## Task brief
Write out each line beneath this one exactly as it reads.

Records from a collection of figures
»»
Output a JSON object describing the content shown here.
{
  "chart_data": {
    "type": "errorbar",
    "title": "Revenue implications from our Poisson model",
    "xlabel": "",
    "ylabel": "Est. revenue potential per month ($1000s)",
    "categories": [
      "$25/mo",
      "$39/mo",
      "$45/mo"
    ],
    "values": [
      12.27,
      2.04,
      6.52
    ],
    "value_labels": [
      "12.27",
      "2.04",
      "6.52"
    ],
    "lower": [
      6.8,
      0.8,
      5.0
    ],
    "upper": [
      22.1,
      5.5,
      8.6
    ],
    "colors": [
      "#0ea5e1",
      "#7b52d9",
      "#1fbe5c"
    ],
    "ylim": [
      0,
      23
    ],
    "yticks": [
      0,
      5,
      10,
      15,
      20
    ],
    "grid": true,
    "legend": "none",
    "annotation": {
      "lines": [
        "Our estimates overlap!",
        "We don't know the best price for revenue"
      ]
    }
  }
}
««
## Result below
Output a JSON object describing the content shown here.
{
  "chart_data": {
    "type": "errorbar",
    "title": "Revenue implications from our Poisson model",
    "xlabel": "",
    "ylabel": "Est. revenue potential per month ($1000s)",
    "categories": [
      "$25/mo",
      "$39/mo",
      "$45/mo"
    ],
    "values": [
      12.27,
      2.04,
      6.52
    ],
    "value_labels": [
      "12.27",
      "2.04",
      "6.52"
    ],
    "lower": [
      6.8,
      0.8,
      5.0
    ],
    "upper": [
      22.1,
      5.5,
      8.6
    ],
    "colors": [
      "#0ea5e1",
      "#7b52d9",
      "#1fbe5c"
    ],
    "ylim": [
      0,
      23
    ],
    "yticks": [
      0,
      5,
      10,
      15,
      20
    ],
    "grid": true,
    "legend": "none",
    "annotation": {
      "lines": [
        "Our estimates overlap!",
        "We don't know the best price for revenue"
      ]
    }
  }
}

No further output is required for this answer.